=== The task ===
Return every line of the data below as a JSON list of strings, one string per line, with blank lines and the pictures left out.

++++++

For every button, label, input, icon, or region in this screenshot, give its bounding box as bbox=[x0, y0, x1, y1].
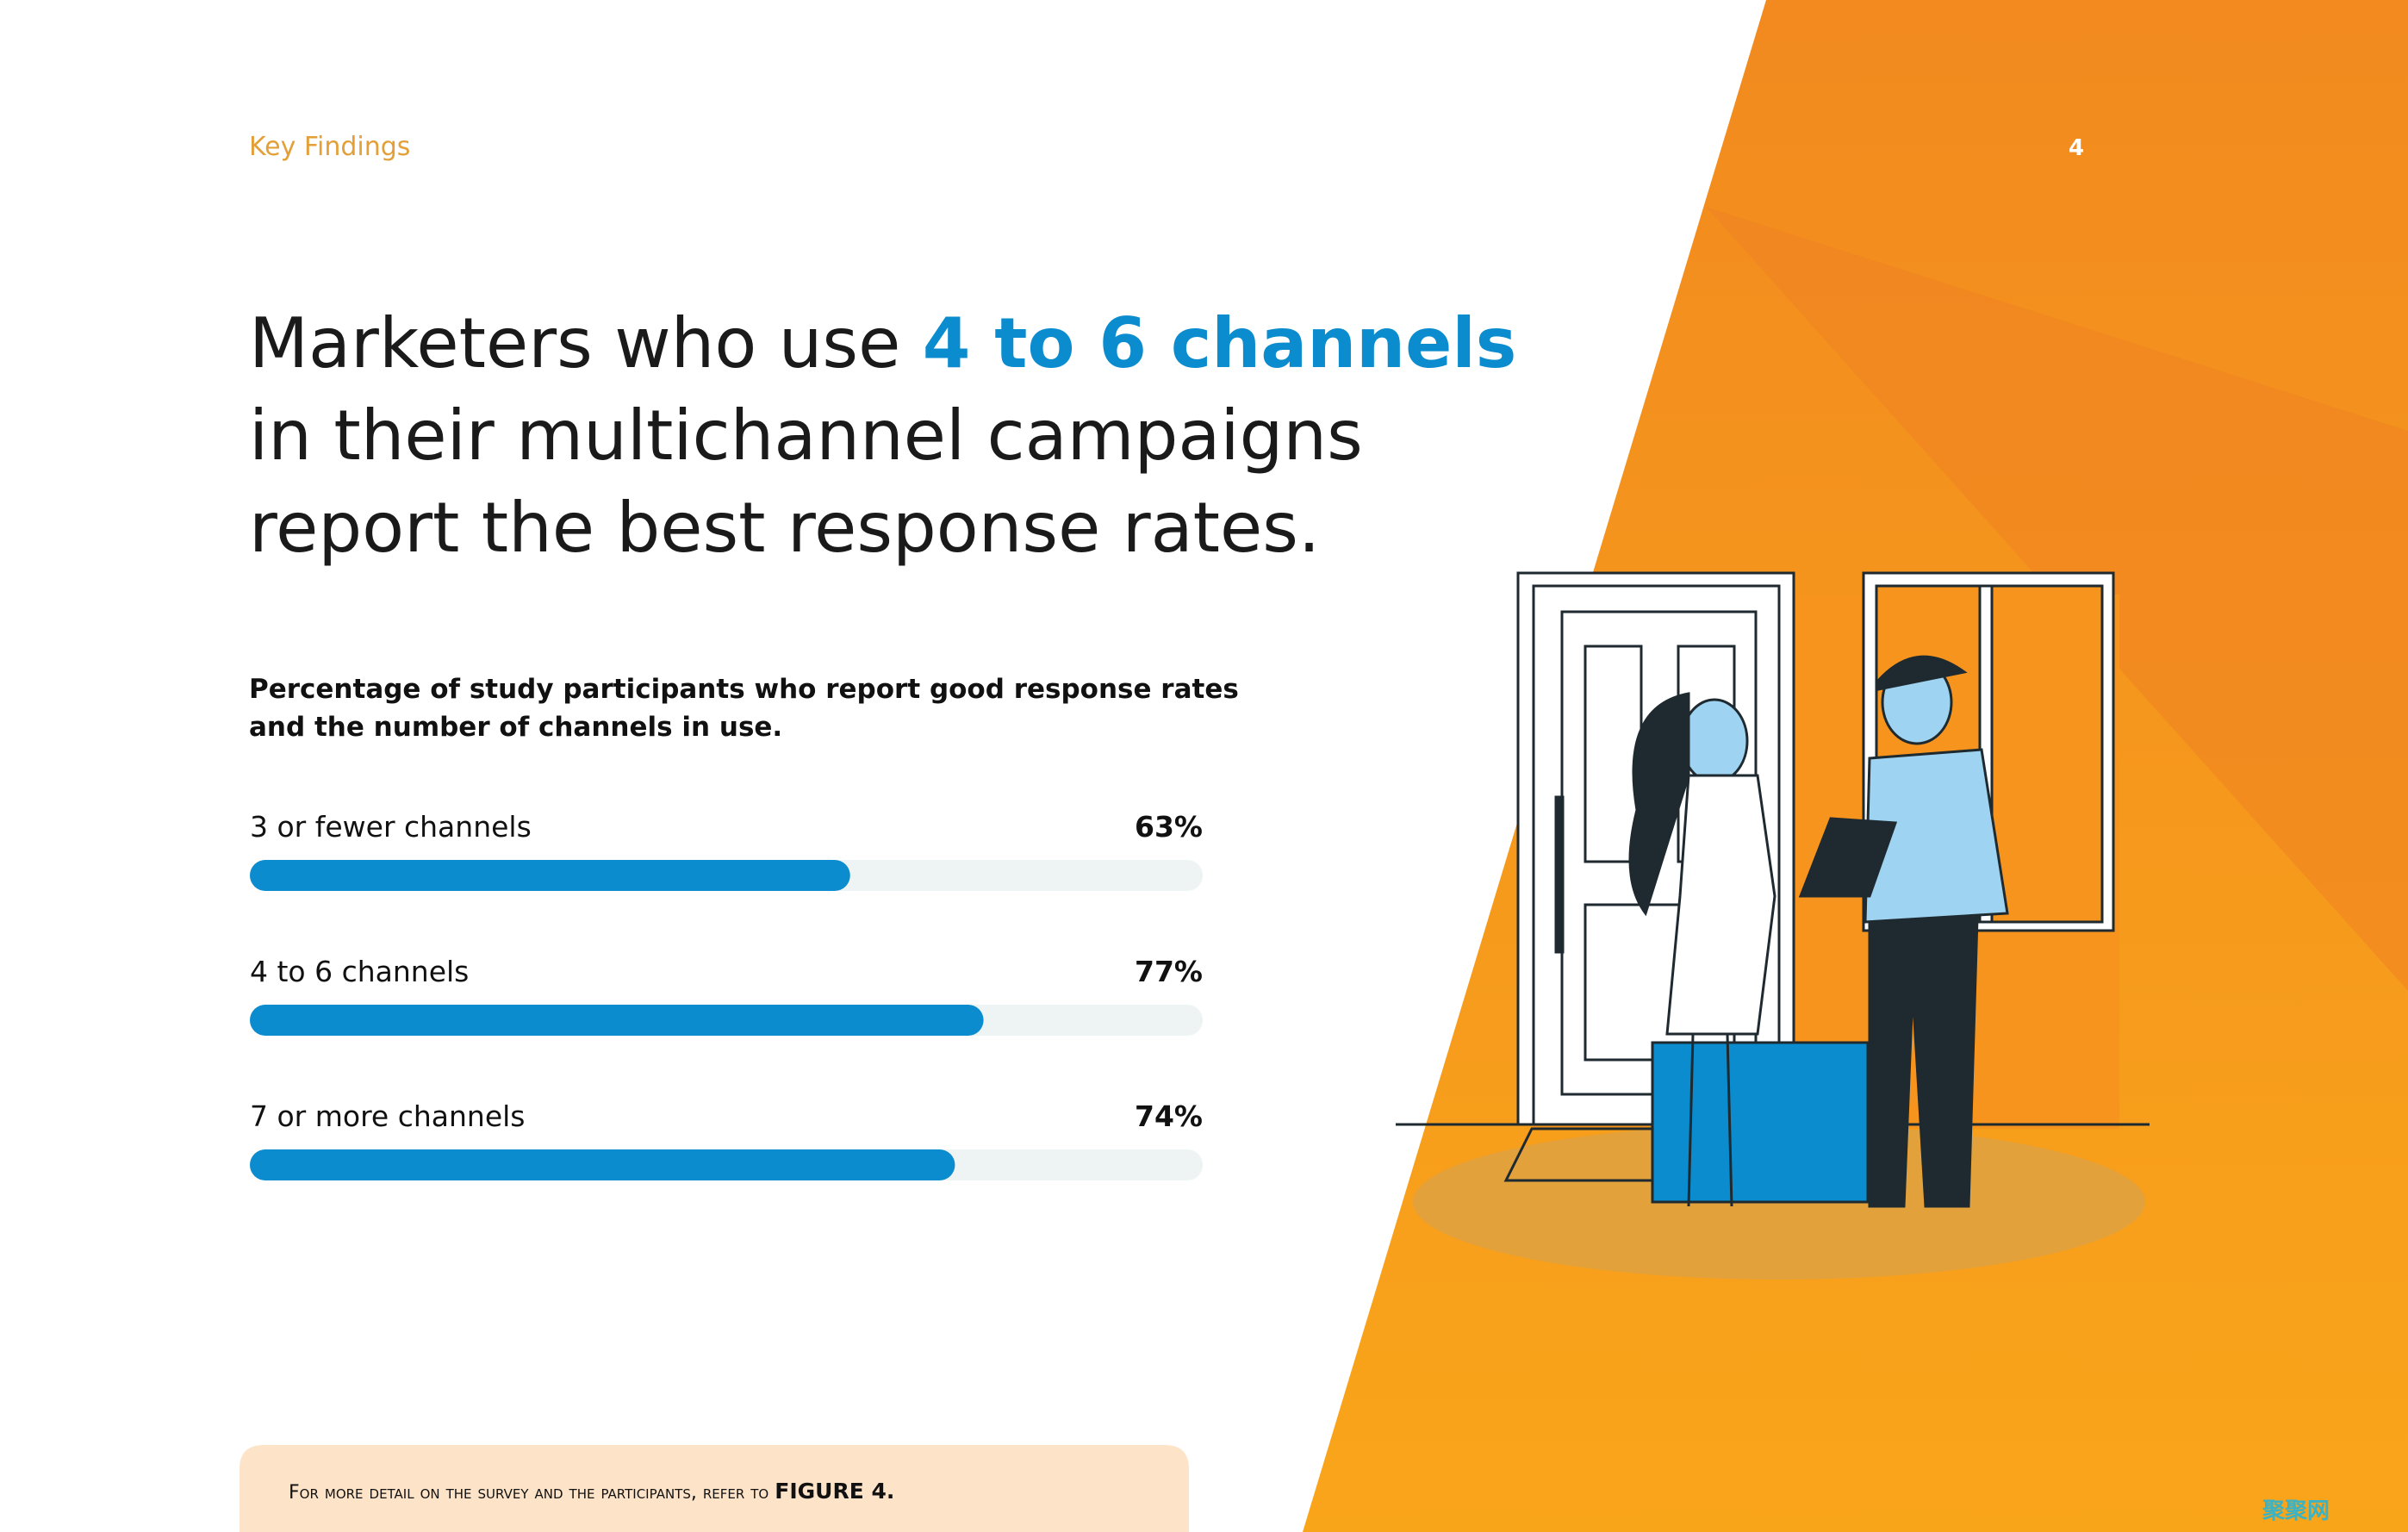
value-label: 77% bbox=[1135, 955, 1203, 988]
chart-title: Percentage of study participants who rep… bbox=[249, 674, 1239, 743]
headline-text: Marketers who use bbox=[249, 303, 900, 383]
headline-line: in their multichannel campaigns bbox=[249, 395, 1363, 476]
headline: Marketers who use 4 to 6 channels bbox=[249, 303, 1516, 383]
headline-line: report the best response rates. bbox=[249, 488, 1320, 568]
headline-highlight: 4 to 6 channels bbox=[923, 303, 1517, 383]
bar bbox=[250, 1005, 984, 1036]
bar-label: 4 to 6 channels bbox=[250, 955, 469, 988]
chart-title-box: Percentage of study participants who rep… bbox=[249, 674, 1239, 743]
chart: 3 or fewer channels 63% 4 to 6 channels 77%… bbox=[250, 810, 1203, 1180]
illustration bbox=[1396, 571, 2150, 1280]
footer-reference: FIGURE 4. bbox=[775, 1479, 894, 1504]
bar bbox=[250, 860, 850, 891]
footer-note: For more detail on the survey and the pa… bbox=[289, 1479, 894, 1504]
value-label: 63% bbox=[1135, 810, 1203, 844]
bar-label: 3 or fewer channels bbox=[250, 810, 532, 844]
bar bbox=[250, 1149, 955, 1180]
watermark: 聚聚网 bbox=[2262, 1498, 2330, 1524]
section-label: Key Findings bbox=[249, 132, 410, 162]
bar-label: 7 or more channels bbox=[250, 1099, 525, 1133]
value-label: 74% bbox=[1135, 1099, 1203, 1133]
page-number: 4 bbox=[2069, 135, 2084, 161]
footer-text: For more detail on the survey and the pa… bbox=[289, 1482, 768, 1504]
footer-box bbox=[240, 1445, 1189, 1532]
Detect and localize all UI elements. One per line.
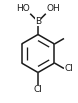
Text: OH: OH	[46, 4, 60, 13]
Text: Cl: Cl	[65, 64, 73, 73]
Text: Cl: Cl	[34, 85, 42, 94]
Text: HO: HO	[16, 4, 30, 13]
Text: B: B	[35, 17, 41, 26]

++++++

=== Finished task ===
[
  "For every button, label, input, icon, or region in this screenshot, give its bounding box as bbox=[x0, y0, x1, y1].",
  "value-label: 77% bbox=[1135, 955, 1203, 988]",
  "chart-title: Percentage of study participants who rep… bbox=[249, 674, 1239, 743]",
  "headline-text: Marketers who use bbox=[249, 303, 900, 383]",
  "headline-line: in their multichannel campaigns bbox=[249, 395, 1363, 476]",
  "headline: Marketers who use 4 to 6 channels bbox=[249, 303, 1516, 383]",
  "headline-line: report the best response rates. bbox=[249, 488, 1320, 568]",
  "headline-highlight: 4 to 6 channels bbox=[923, 303, 1517, 383]",
  "bar bbox=[250, 1005, 984, 1036]",
  "bar-label: 4 to 6 channels bbox=[250, 955, 469, 988]",
  "chart-title-box: Percentage of study participants who rep… bbox=[249, 674, 1239, 743]",
  "chart: 3 or fewer channels 63% 4 to 6 channels 77%… bbox=[250, 810, 1203, 1180]",
  "illustration bbox=[1396, 571, 2150, 1280]",
  "footer-reference: FIGURE 4. bbox=[775, 1479, 894, 1504]",
  "bar bbox=[250, 860, 850, 891]",
  "footer-note: For more detail on the survey and the pa… bbox=[289, 1479, 894, 1504]",
  "value-label: 63% bbox=[1135, 810, 1203, 844]",
  "bar-label: 3 or fewer channels bbox=[250, 810, 532, 844]",
  "bar bbox=[250, 1149, 955, 1180]",
  "watermark: 聚聚网 bbox=[2262, 1498, 2330, 1524]",
  "section-label: Key Findings bbox=[249, 132, 410, 162]",
  "bar-label: 7 or more channels bbox=[250, 1099, 525, 1133]",
  "value-label: 74% bbox=[1135, 1099, 1203, 1133]",
  "page-number: 4 bbox=[2069, 135, 2084, 161]",
  "footer-text: For more detail on the survey and the pa… bbox=[289, 1482, 768, 1504]",
  "footer-box bbox=[240, 1445, 1189, 1532]",
  "Detect and localize all UI elements. One per line.",
  "Text: OH: OH\t[46, 4, 60, 13]",
  "Text: Cl: Cl\t[65, 64, 73, 73]",
  "Text: Cl: Cl\t[34, 85, 42, 94]",
  "Text: HO: HO\t[16, 4, 30, 13]",
  "Text: B: B\t[35, 17, 41, 26]"
]